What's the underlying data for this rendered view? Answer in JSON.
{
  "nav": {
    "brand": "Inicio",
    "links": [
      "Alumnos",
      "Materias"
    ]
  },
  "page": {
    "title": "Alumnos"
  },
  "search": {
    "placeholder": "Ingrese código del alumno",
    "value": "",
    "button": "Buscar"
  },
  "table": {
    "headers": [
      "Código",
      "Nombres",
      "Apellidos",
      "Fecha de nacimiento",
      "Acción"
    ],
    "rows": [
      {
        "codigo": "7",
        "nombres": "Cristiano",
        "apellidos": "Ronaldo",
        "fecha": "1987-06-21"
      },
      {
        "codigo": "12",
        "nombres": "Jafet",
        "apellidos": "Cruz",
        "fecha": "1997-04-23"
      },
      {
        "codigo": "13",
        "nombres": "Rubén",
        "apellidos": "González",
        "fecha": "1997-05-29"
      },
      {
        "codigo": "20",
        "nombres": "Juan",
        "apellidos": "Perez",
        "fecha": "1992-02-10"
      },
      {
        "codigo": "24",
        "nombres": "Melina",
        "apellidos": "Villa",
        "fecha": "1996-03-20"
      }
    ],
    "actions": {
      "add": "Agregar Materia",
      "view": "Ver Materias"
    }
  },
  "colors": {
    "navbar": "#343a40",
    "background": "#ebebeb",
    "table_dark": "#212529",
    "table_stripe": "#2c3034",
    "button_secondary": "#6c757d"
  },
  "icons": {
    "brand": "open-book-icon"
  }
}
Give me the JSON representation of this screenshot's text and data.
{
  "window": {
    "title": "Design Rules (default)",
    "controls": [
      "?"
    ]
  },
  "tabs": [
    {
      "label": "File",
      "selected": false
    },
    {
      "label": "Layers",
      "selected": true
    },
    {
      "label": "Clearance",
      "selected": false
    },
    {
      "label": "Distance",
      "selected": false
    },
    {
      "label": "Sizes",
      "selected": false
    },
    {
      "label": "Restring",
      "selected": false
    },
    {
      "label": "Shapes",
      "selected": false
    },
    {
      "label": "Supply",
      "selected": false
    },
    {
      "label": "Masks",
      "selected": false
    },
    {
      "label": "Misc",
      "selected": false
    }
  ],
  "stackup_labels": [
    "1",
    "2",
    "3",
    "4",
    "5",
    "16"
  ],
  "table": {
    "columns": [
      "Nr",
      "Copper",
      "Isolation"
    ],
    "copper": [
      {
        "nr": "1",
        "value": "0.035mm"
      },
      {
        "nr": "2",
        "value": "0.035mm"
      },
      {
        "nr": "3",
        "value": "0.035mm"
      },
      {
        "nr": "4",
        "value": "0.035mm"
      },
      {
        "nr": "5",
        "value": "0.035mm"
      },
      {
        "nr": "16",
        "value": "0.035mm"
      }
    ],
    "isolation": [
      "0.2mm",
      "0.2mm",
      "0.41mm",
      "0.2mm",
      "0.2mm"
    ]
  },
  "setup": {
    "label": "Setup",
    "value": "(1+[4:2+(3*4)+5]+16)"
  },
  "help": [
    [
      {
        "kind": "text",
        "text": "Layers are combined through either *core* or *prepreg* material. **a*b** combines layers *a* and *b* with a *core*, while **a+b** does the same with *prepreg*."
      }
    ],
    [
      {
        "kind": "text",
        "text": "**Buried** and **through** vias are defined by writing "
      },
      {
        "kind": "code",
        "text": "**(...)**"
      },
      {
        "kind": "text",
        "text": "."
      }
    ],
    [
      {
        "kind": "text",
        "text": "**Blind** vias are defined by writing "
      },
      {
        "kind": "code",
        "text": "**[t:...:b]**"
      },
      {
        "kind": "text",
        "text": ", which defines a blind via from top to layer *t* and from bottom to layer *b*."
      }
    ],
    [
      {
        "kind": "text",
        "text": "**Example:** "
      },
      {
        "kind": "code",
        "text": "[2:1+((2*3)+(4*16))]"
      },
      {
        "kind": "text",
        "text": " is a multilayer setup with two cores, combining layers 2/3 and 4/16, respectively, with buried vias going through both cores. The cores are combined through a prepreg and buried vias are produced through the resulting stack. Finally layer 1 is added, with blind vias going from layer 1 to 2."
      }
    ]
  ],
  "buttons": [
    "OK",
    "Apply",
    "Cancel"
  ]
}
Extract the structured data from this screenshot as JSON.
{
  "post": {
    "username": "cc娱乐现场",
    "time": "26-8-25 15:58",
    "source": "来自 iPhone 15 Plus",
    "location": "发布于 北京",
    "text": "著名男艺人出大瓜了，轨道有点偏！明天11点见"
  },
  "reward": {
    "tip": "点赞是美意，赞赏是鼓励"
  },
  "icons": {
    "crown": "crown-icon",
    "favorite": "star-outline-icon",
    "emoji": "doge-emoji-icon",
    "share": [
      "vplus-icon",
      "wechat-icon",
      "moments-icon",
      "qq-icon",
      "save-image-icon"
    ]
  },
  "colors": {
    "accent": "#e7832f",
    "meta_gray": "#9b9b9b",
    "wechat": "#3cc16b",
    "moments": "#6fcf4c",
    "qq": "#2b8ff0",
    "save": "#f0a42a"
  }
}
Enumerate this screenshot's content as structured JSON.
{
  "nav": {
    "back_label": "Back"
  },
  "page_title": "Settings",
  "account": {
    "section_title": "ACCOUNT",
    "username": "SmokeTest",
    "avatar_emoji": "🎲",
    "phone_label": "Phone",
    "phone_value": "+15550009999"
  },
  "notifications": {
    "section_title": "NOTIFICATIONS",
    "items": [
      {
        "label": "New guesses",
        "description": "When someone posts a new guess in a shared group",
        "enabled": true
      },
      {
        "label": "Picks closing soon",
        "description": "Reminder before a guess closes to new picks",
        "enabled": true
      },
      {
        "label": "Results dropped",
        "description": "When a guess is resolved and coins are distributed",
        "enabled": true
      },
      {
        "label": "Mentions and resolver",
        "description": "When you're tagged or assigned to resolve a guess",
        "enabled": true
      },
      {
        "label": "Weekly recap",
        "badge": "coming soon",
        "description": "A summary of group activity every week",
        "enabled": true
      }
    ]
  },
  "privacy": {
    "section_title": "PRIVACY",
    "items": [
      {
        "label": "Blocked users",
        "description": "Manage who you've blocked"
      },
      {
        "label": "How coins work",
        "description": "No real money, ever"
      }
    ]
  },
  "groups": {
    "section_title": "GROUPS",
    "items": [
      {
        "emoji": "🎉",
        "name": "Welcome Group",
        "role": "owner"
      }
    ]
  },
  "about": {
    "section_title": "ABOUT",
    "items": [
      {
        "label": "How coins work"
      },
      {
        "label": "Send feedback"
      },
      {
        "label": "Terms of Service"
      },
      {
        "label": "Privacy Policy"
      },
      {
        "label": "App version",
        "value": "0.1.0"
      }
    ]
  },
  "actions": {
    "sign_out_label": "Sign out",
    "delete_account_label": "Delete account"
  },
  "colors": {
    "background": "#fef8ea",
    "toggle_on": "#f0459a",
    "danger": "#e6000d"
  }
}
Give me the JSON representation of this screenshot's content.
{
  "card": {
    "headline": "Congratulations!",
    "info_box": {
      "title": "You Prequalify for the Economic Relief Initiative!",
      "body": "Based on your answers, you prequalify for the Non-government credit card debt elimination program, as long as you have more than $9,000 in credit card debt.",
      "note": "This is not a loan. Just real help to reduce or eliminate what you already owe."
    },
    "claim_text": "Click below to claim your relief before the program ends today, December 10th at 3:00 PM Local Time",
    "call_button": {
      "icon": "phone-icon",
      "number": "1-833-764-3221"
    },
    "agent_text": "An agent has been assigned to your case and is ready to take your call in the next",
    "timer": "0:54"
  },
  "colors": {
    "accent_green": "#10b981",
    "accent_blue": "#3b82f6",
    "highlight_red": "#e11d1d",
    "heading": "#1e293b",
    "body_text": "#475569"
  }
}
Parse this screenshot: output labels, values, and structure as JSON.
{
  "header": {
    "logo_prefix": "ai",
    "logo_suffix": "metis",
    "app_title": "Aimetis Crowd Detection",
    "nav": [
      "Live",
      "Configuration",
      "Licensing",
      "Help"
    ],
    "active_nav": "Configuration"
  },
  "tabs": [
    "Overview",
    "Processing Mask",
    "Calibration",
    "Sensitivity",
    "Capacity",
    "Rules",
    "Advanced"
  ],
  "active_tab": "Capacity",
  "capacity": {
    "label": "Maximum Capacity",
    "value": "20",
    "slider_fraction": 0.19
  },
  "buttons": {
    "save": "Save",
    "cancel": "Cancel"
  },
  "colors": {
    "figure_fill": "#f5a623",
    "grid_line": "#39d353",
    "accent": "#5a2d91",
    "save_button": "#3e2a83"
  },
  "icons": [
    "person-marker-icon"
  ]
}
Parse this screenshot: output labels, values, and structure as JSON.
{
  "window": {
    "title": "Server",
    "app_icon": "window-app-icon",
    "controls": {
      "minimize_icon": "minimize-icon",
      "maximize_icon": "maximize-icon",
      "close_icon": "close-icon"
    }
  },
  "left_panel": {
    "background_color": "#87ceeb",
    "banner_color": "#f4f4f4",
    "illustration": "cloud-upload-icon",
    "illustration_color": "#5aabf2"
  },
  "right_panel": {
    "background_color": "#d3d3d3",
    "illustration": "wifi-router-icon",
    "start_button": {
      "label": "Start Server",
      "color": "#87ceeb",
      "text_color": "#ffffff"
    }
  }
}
□ □ □ □
* Written instruction:
Work out how many lines of the data hold the string "structured". Reply with that number alone.

* Exercise solution:
2